### Task details
Reproduce the stretch from the line containing "Localize all elements." through the line containing "quest-badge-value: 55 [668,486,694,510]" without changing anything, omitting the pictures.

### Data for processing
# # # # #

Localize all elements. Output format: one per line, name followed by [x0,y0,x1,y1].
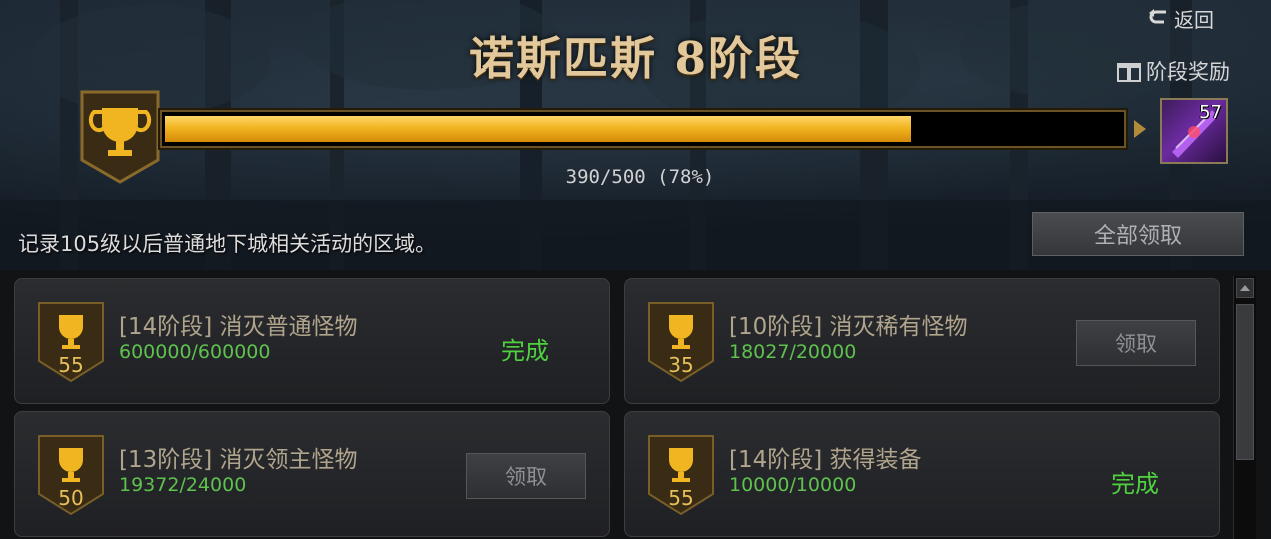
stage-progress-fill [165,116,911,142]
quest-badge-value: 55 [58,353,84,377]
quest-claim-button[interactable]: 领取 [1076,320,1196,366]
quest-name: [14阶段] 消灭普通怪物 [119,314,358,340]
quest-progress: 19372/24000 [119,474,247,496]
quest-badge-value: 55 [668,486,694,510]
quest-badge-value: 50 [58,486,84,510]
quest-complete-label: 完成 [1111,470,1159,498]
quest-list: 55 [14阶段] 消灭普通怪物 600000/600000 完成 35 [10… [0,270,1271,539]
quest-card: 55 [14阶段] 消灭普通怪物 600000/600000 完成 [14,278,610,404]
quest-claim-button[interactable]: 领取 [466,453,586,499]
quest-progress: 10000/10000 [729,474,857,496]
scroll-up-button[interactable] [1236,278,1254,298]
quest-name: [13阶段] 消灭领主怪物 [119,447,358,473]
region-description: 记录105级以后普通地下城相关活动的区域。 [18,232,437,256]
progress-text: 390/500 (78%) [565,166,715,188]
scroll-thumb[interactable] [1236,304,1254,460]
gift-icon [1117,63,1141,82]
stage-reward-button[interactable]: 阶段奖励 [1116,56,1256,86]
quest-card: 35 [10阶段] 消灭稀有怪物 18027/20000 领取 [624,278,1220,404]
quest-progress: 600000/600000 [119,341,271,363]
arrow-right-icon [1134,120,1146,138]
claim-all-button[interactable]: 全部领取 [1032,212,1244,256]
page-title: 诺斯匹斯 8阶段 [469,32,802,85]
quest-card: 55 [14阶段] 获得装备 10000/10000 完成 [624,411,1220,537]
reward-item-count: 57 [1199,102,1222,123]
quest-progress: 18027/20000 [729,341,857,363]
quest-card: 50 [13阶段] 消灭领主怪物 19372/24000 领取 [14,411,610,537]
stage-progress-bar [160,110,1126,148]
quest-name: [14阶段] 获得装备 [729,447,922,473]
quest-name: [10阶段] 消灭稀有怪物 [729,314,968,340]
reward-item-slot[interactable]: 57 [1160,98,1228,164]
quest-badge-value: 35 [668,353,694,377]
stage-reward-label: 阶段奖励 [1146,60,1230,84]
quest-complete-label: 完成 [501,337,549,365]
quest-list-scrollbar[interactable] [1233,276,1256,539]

# # # # #

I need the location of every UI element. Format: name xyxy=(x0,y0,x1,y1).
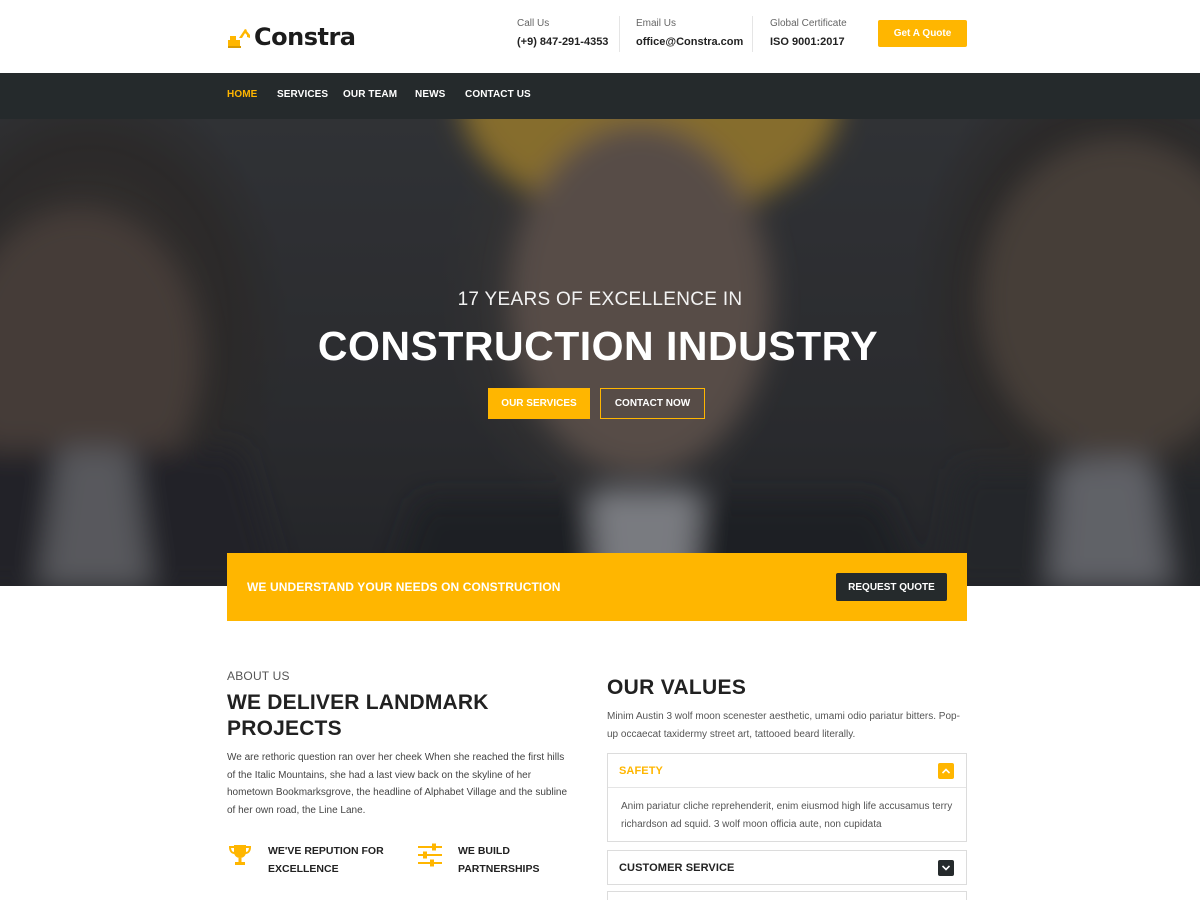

# # # # #

### Answer for the task
Localize all elements. Output format: one per line, name followed by [x0,y0,x1,y1].
stage-progress-fill [165,116,911,142]
quest-badge-value: 55 [58,353,84,377]
quest-claim-button[interactable]: 领取 [1076,320,1196,366]
quest-name: [14阶段] 消灭普通怪物 [119,314,358,340]
quest-progress: 19372/24000 [119,474,247,496]
quest-badge-value: 55 [668,486,694,510]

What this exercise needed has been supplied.